[Records about charts and figures]
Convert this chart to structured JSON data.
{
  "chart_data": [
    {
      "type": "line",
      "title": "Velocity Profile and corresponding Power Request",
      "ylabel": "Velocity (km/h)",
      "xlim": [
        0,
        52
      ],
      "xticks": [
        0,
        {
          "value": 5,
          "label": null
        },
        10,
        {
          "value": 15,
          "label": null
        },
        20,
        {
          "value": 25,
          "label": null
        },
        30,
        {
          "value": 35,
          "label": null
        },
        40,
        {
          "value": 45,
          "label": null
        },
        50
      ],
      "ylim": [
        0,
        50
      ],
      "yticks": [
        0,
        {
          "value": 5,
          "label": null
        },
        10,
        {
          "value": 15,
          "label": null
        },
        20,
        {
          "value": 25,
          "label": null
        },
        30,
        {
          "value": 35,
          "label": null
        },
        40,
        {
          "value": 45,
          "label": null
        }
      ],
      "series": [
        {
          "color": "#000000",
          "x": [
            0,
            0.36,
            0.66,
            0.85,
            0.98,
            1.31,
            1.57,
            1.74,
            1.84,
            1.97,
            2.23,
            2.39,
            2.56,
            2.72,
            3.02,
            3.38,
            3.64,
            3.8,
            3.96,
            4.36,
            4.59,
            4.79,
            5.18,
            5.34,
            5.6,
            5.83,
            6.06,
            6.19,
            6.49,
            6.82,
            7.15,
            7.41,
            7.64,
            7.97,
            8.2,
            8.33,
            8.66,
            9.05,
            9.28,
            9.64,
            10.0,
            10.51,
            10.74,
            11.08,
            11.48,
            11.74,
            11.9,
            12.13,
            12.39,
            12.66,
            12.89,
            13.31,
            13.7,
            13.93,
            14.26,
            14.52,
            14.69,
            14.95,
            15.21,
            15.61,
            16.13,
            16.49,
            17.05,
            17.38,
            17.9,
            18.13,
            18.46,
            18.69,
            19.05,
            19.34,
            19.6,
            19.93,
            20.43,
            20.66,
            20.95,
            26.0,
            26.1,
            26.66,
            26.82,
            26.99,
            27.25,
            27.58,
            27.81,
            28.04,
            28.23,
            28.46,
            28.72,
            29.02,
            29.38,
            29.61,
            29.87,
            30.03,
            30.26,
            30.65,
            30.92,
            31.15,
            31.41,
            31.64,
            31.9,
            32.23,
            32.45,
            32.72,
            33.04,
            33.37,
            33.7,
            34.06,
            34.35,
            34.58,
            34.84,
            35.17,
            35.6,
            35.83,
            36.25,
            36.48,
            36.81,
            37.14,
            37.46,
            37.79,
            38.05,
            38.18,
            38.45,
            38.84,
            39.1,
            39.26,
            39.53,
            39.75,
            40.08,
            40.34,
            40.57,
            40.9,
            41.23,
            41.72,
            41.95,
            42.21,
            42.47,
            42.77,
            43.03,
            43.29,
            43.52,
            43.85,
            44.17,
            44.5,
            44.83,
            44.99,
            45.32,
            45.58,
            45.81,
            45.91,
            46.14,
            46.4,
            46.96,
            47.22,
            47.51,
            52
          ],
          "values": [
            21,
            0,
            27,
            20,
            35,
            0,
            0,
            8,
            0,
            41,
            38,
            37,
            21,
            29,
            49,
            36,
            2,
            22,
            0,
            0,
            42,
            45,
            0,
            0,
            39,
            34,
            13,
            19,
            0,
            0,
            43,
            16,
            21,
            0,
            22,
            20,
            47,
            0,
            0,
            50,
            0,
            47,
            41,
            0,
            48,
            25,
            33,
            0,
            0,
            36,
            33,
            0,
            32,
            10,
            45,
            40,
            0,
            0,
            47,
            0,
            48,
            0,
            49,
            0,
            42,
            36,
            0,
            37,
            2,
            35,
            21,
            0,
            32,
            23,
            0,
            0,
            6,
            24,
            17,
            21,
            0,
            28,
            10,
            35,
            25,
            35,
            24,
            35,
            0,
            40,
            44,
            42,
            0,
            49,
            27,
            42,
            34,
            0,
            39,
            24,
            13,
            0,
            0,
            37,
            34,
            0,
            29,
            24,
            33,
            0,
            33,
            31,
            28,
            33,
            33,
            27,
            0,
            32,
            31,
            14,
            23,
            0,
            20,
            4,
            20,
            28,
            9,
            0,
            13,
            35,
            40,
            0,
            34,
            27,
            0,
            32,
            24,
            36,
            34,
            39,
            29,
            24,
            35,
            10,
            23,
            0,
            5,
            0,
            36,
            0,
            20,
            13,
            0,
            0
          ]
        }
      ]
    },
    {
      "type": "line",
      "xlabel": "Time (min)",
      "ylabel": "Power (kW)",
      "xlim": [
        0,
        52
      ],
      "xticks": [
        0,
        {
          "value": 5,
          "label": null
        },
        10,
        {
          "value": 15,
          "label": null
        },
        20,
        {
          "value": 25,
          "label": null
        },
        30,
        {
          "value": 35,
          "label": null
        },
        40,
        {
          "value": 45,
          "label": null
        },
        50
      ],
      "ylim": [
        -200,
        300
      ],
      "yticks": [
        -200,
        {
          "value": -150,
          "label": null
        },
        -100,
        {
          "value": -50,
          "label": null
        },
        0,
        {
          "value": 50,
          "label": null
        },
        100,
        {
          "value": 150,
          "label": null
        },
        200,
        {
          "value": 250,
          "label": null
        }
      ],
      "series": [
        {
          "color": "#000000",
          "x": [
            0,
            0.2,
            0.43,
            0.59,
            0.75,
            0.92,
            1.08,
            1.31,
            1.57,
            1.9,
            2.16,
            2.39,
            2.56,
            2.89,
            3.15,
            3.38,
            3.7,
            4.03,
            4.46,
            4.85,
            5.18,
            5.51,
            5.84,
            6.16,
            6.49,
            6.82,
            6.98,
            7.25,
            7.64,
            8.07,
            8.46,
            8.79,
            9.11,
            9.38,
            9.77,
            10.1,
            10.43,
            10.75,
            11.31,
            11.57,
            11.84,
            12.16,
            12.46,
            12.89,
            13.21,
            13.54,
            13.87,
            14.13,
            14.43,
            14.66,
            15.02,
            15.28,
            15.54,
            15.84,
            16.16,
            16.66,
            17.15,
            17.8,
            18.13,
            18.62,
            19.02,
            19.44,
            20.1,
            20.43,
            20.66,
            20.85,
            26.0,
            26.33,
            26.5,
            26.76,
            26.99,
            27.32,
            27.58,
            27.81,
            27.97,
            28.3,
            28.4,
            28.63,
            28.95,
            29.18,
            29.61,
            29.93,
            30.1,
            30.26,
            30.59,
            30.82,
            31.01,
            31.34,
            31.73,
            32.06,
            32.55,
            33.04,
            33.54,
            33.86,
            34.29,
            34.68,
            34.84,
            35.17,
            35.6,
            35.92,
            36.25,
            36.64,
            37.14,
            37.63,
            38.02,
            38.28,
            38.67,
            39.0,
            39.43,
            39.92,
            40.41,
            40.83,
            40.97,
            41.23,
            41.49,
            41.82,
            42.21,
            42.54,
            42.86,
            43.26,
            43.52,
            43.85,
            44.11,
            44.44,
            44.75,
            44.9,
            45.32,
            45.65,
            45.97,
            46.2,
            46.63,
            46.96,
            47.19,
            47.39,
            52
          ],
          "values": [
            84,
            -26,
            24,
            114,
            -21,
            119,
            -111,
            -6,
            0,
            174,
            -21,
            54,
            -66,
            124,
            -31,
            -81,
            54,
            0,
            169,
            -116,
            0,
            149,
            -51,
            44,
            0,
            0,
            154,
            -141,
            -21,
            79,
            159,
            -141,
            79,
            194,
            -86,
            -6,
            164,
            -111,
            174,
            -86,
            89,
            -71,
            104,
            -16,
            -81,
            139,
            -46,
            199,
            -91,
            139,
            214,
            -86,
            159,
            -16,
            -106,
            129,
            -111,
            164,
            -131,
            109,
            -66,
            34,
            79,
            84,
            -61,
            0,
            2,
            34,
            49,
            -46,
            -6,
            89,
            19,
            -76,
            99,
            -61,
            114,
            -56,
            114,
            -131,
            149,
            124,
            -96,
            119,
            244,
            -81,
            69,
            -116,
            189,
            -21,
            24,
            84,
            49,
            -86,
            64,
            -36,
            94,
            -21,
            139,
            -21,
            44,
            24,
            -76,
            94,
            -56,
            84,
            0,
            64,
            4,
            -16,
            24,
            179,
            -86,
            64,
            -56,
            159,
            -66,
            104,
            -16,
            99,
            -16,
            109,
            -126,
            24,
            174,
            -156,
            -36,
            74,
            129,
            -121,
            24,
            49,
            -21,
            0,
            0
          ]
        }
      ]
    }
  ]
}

WORK TO DO: Gather each line from the entries above that includes the word "Velocity".

ANSWER TO THIS EXERCISE:
      "title": "Velocity Profile and corresponding Power Request",
      "ylabel": "Velocity (km/h)",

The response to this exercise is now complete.